-- Begin Dataset excerpts --

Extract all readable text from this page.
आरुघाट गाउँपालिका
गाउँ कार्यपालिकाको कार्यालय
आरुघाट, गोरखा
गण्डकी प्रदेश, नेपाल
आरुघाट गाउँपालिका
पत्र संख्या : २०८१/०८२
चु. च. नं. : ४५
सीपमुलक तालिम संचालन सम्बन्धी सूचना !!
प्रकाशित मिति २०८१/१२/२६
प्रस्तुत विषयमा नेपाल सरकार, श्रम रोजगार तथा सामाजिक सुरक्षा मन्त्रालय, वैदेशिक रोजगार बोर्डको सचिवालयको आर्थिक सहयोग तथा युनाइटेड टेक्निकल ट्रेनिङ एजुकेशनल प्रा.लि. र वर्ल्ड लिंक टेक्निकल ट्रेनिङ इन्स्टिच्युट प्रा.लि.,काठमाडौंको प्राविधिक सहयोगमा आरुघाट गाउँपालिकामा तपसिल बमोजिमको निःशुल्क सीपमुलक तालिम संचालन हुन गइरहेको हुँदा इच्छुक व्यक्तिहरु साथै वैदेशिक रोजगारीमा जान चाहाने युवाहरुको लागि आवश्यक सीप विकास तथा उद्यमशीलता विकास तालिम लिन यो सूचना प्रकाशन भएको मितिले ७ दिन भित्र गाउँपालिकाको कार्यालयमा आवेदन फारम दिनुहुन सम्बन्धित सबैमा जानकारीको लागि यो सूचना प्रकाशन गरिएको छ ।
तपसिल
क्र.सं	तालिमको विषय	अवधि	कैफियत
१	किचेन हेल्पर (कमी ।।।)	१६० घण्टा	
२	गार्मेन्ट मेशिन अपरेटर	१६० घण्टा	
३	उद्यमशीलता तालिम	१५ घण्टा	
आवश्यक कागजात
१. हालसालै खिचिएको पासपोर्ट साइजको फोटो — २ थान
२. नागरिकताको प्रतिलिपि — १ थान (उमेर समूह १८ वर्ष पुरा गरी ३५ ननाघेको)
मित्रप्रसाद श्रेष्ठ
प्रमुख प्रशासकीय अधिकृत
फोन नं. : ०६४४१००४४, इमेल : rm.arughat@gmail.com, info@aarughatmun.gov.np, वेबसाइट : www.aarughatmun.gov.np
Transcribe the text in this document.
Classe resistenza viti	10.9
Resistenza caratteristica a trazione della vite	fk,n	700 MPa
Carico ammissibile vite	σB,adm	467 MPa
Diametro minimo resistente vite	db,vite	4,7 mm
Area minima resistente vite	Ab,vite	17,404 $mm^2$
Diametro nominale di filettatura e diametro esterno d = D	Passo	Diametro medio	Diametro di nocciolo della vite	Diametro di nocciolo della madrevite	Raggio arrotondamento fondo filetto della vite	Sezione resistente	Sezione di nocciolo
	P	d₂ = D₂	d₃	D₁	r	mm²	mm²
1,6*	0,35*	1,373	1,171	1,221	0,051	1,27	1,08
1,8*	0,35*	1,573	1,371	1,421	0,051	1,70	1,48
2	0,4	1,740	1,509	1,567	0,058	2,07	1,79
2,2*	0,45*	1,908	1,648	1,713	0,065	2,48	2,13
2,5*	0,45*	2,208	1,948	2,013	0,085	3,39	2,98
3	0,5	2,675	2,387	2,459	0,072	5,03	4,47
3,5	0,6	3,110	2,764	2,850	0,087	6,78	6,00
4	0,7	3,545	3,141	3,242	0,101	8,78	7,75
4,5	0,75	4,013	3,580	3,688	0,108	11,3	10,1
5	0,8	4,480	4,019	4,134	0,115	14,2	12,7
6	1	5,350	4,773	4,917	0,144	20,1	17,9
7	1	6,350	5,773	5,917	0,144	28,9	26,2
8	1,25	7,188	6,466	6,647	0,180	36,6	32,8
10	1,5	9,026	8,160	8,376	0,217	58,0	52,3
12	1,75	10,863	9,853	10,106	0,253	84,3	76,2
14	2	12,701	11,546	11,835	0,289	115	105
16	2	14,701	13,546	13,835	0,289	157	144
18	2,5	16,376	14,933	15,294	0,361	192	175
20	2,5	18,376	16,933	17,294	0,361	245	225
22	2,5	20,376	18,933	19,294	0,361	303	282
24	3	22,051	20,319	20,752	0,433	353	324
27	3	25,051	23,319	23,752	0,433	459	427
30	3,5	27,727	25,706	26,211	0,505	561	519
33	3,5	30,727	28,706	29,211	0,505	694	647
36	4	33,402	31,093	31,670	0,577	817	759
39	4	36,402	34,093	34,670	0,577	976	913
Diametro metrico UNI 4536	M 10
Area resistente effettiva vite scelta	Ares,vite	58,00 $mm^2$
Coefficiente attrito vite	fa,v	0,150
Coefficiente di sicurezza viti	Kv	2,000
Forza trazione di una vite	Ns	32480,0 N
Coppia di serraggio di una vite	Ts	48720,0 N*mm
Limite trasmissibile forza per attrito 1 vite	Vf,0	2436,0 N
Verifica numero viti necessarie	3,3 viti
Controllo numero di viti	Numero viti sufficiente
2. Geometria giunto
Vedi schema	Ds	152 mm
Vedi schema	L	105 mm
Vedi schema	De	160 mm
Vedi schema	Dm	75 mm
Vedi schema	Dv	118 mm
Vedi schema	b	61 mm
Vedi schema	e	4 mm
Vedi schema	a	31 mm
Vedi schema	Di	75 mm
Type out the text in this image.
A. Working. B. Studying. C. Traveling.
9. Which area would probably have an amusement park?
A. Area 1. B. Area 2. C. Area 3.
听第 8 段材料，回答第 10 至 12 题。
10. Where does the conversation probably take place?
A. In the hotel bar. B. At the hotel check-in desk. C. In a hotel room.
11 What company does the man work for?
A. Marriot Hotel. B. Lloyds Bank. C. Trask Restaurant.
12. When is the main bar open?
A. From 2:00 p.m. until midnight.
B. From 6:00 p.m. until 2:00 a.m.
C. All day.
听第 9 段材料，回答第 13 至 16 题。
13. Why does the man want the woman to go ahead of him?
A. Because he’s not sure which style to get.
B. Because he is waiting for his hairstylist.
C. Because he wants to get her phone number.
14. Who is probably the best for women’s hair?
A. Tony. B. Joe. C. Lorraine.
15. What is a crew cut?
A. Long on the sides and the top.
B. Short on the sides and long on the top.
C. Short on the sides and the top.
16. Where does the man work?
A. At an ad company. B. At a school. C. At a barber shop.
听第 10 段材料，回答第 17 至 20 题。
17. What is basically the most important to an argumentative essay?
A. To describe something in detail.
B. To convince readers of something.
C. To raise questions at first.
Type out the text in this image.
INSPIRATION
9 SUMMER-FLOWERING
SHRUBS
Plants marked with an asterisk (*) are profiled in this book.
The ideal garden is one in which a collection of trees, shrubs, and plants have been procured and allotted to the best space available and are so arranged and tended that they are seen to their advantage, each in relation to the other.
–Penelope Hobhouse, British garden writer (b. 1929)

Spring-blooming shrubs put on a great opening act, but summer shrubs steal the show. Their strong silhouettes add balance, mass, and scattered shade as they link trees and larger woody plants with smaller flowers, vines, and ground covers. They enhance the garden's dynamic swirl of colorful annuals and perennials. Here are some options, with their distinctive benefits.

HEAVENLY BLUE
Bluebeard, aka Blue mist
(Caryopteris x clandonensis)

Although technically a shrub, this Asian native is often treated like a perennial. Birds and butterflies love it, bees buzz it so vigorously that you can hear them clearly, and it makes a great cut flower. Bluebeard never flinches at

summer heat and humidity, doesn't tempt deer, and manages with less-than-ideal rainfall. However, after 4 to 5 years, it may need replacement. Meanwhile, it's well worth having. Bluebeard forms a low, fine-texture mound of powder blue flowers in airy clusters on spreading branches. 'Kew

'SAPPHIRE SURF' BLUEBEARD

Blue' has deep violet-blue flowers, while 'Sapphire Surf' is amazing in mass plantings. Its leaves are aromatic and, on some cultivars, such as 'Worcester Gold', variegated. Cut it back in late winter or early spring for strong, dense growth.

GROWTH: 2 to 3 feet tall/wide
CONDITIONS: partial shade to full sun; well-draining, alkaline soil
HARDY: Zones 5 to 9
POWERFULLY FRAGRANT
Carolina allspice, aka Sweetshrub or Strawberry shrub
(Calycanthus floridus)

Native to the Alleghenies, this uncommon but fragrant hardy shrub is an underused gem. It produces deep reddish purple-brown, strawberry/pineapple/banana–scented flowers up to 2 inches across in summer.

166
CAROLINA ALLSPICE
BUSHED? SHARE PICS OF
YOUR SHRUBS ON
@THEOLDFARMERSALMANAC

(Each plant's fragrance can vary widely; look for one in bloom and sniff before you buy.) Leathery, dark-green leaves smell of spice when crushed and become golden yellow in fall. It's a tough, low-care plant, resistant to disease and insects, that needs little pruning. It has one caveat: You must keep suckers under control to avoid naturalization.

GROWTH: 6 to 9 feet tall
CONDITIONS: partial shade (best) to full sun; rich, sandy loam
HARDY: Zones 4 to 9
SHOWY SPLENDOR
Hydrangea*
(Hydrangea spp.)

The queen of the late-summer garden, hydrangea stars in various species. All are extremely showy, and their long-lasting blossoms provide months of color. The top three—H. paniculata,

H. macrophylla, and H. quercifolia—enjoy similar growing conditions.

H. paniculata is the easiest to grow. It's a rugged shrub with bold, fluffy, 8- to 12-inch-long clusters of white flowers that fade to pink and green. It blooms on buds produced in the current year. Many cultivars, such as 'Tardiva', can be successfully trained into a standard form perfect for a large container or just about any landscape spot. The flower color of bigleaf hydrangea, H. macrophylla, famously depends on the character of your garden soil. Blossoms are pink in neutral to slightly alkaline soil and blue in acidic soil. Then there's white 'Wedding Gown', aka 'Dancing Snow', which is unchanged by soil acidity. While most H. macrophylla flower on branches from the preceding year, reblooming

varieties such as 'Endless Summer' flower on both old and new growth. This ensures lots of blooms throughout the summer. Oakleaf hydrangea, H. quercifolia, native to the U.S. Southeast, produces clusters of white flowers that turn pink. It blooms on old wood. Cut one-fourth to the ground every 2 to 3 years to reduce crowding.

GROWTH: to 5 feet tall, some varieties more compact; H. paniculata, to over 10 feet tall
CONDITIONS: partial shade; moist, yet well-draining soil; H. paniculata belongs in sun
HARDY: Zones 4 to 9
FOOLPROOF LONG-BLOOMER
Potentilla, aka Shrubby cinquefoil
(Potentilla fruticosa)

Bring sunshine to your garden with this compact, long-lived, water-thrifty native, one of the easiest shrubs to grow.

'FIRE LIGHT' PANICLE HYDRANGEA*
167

-- End Dataset excerpts --

- Exercise instructions:
Pull every line containing the word "they" out of the entries above.

- The answer:
The ideal garden is one in which a collection of trees, shrubs, and plants have been procured and allotted to the best space available and are so arranged and tended that they are seen to their advantage, each in relation to the other.
Spring-blooming shrubs put on a great opening act, but summer shrubs steal the show. Their strong silhouettes add balance, mass, and scattered shade as they link trees and larger woody plants with smaller flowers, vines, and ground covers. They enhance the garden's dynamic swirl of colorful annuals and perennials. Here are some options, with their distinctive benefits.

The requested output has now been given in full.